• [Data for this exercise]:
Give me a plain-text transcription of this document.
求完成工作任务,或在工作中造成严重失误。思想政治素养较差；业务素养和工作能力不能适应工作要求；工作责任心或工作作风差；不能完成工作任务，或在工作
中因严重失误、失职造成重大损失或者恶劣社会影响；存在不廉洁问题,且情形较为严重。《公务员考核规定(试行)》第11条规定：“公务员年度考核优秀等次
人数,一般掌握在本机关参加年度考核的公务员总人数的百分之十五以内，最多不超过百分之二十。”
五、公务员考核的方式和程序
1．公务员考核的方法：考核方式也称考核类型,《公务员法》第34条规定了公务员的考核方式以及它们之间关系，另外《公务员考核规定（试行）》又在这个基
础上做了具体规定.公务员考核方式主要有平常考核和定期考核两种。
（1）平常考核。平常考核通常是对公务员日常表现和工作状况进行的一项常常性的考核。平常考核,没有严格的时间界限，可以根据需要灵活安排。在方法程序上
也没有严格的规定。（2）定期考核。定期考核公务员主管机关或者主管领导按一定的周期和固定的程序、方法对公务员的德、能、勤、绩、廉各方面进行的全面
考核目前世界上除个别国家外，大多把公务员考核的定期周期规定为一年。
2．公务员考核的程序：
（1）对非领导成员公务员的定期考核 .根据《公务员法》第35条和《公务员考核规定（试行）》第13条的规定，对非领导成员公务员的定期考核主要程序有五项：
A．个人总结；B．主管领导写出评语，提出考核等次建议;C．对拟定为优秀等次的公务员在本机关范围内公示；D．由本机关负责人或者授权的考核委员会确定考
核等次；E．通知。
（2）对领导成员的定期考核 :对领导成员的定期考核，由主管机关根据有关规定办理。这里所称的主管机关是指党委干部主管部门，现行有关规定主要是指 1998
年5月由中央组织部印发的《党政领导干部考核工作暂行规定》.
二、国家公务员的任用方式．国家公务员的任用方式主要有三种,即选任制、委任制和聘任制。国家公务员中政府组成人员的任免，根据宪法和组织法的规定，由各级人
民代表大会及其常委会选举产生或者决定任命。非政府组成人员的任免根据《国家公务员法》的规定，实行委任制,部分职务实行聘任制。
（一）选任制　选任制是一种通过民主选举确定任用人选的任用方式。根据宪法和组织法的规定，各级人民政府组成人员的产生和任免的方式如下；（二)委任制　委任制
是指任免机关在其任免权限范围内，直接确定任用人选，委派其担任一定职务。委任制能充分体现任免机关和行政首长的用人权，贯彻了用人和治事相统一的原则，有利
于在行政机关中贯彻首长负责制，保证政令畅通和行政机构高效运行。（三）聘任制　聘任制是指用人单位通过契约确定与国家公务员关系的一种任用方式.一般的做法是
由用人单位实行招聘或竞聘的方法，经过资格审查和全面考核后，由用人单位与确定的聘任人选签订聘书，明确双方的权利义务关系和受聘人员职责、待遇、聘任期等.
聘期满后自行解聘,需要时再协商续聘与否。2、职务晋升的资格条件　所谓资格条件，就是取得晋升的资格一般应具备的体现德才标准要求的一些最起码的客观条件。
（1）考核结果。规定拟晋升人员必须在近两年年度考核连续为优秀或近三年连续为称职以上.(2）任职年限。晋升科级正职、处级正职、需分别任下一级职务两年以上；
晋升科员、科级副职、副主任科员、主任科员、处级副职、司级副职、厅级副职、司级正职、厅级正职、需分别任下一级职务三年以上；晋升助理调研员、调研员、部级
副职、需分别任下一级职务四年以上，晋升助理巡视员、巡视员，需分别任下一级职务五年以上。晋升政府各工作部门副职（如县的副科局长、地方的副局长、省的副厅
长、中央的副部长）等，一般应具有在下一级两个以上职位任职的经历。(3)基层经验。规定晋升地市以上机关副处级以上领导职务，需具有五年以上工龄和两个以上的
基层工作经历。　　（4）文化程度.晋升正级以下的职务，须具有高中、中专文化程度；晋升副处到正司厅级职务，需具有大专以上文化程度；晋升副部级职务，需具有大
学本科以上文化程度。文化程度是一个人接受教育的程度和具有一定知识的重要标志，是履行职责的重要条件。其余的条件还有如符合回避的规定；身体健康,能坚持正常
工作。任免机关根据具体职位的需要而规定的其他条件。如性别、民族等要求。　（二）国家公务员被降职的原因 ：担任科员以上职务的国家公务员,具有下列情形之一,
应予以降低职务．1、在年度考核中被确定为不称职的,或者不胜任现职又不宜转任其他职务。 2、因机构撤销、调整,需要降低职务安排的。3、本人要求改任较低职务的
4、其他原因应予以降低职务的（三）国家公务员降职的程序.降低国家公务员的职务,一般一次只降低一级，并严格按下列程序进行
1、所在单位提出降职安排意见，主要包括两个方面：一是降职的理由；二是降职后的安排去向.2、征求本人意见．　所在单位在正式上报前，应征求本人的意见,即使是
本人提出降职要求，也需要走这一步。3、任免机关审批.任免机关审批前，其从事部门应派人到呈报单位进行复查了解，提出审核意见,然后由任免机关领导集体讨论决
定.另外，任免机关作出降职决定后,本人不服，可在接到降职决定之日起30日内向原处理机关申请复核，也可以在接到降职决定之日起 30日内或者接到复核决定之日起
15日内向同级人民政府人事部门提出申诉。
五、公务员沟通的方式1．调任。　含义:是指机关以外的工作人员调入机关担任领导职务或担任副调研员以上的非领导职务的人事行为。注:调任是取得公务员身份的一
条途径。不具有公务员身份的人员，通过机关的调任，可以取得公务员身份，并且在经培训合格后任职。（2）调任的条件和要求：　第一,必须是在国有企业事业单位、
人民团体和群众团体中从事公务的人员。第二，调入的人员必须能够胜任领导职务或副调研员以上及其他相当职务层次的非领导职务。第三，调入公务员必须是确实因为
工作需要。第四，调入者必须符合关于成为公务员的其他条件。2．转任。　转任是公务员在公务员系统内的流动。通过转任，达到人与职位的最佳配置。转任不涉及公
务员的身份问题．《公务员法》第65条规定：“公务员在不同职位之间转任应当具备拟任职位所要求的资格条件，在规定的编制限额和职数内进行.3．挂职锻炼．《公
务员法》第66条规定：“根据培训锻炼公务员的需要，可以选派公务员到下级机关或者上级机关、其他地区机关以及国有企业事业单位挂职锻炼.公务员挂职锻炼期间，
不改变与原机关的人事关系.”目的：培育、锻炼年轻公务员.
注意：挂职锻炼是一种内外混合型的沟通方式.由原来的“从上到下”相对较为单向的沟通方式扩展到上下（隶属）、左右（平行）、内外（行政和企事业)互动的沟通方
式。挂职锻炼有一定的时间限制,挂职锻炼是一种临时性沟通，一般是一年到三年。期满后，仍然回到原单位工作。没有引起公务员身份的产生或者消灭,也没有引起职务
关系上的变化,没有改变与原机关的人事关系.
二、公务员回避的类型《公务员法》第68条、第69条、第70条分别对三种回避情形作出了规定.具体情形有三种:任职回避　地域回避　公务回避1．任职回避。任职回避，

• [Given task]: Would you copy out each line exactly as written?

• [Output]:
Give me a plain-text transcription of this document.
求完成工作任务,或在工作中造成严重失误。思想政治素养较差；业务素养和工作能力不能适应工作要求；工作责任心或工作作风差；不能完成工作任务，或在工作
中因严重失误、失职造成重大损失或者恶劣社会影响；存在不廉洁问题,且情形较为严重。《公务员考核规定(试行)》第11条规定：“公务员年度考核优秀等次
人数,一般掌握在本机关参加年度考核的公务员总人数的百分之十五以内，最多不超过百分之二十。”
五、公务员考核的方式和程序
1．公务员考核的方法：考核方式也称考核类型,《公务员法》第34条规定了公务员的考核方式以及它们之间关系，另外《公务员考核规定（试行）》又在这个基
础上做了具体规定.公务员考核方式主要有平常考核和定期考核两种。
（1）平常考核。平常考核通常是对公务员日常表现和工作状况进行的一项常常性的考核。平常考核,没有严格的时间界限，可以根据需要灵活安排。在方法程序上
也没有严格的规定。（2）定期考核。定期考核公务员主管机关或者主管领导按一定的周期和固定的程序、方法对公务员的德、能、勤、绩、廉各方面进行的全面
考核目前世界上除个别国家外，大多把公务员考核的定期周期规定为一年。
2．公务员考核的程序：
（1）对非领导成员公务员的定期考核 .根据《公务员法》第35条和《公务员考核规定（试行）》第13条的规定，对非领导成员公务员的定期考核主要程序有五项：
A．个人总结；B．主管领导写出评语，提出考核等次建议;C．对拟定为优秀等次的公务员在本机关范围内公示；D．由本机关负责人或者授权的考核委员会确定考
核等次；E．通知。
（2）对领导成员的定期考核 :对领导成员的定期考核，由主管机关根据有关规定办理。这里所称的主管机关是指党委干部主管部门，现行有关规定主要是指 1998
年5月由中央组织部印发的《党政领导干部考核工作暂行规定》.
二、国家公务员的任用方式．国家公务员的任用方式主要有三种,即选任制、委任制和聘任制。国家公务员中政府组成人员的任免，根据宪法和组织法的规定，由各级人
民代表大会及其常委会选举产生或者决定任命。非政府组成人员的任免根据《国家公务员法》的规定，实行委任制,部分职务实行聘任制。
（一）选任制　选任制是一种通过民主选举确定任用人选的任用方式。根据宪法和组织法的规定，各级人民政府组成人员的产生和任免的方式如下；（二)委任制　委任制
是指任免机关在其任免权限范围内，直接确定任用人选，委派其担任一定职务。委任制能充分体现任免机关和行政首长的用人权，贯彻了用人和治事相统一的原则，有利
于在行政机关中贯彻首长负责制，保证政令畅通和行政机构高效运行。（三）聘任制　聘任制是指用人单位通过契约确定与国家公务员关系的一种任用方式.一般的做法是
由用人单位实行招聘或竞聘的方法，经过资格审查和全面考核后，由用人单位与确定的聘任人选签订聘书，明确双方的权利义务关系和受聘人员职责、待遇、聘任期等.
聘期满后自行解聘,需要时再协商续聘与否。2、职务晋升的资格条件　所谓资格条件，就是取得晋升的资格一般应具备的体现德才标准要求的一些最起码的客观条件。
（1）考核结果。规定拟晋升人员必须在近两年年度考核连续为优秀或近三年连续为称职以上.(2）任职年限。晋升科级正职、处级正职、需分别任下一级职务两年以上；
晋升科员、科级副职、副主任科员、主任科员、处级副职、司级副职、厅级副职、司级正职、厅级正职、需分别任下一级职务三年以上；晋升助理调研员、调研员、部级
副职、需分别任下一级职务四年以上，晋升助理巡视员、巡视员，需分别任下一级职务五年以上。晋升政府各工作部门副职（如县的副科局长、地方的副局长、省的副厅
长、中央的副部长）等，一般应具有在下一级两个以上职位任职的经历。(3)基层经验。规定晋升地市以上机关副处级以上领导职务，需具有五年以上工龄和两个以上的
基层工作经历。　　（4）文化程度.晋升正级以下的职务，须具有高中、中专文化程度；晋升副处到正司厅级职务，需具有大专以上文化程度；晋升副部级职务，需具有大
学本科以上文化程度。文化程度是一个人接受教育的程度和具有一定知识的重要标志，是履行职责的重要条件。其余的条件还有如符合回避的规定；身体健康,能坚持正常
工作。任免机关根据具体职位的需要而规定的其他条件。如性别、民族等要求。　（二）国家公务员被降职的原因 ：担任科员以上职务的国家公务员,具有下列情形之一,
应予以降低职务．1、在年度考核中被确定为不称职的,或者不胜任现职又不宜转任其他职务。 2、因机构撤销、调整,需要降低职务安排的。3、本人要求改任较低职务的
4、其他原因应予以降低职务的（三）国家公务员降职的程序.降低国家公务员的职务,一般一次只降低一级，并严格按下列程序进行
1、所在单位提出降职安排意见，主要包括两个方面：一是降职的理由；二是降职后的安排去向.2、征求本人意见．　所在单位在正式上报前，应征求本人的意见,即使是
本人提出降职要求，也需要走这一步。3、任免机关审批.任免机关审批前，其从事部门应派人到呈报单位进行复查了解，提出审核意见,然后由任免机关领导集体讨论决
定.另外，任免机关作出降职决定后,本人不服，可在接到降职决定之日起30日内向原处理机关申请复核，也可以在接到降职决定之日起 30日内或者接到复核决定之日起
15日内向同级人民政府人事部门提出申诉。
五、公务员沟通的方式1．调任。　含义:是指机关以外的工作人员调入机关担任领导职务或担任副调研员以上的非领导职务的人事行为。注:调任是取得公务员身份的一
条途径。不具有公务员身份的人员，通过机关的调任，可以取得公务员身份，并且在经培训合格后任职。（2）调任的条件和要求：　第一,必须是在国有企业事业单位、
人民团体和群众团体中从事公务的人员。第二，调入的人员必须能够胜任领导职务或副调研员以上及其他相当职务层次的非领导职务。第三，调入公务员必须是确实因为
工作需要。第四，调入者必须符合关于成为公务员的其他条件。2．转任。　转任是公务员在公务员系统内的流动。通过转任，达到人与职位的最佳配置。转任不涉及公
务员的身份问题．《公务员法》第65条规定：“公务员在不同职位之间转任应当具备拟任职位所要求的资格条件，在规定的编制限额和职数内进行.3．挂职锻炼．《公
务员法》第66条规定：“根据培训锻炼公务员的需要，可以选派公务员到下级机关或者上级机关、其他地区机关以及国有企业事业单位挂职锻炼.公务员挂职锻炼期间，
不改变与原机关的人事关系.”目的：培育、锻炼年轻公务员.
注意：挂职锻炼是一种内外混合型的沟通方式.由原来的“从上到下”相对较为单向的沟通方式扩展到上下（隶属）、左右（平行）、内外（行政和企事业)互动的沟通方
式。挂职锻炼有一定的时间限制,挂职锻炼是一种临时性沟通，一般是一年到三年。期满后，仍然回到原单位工作。没有引起公务员身份的产生或者消灭,也没有引起职务
关系上的变化,没有改变与原机关的人事关系.
二、公务员回避的类型《公务员法》第68条、第69条、第70条分别对三种回避情形作出了规定.具体情形有三种:任职回避　地域回避　公务回避1．任职回避。任职回避，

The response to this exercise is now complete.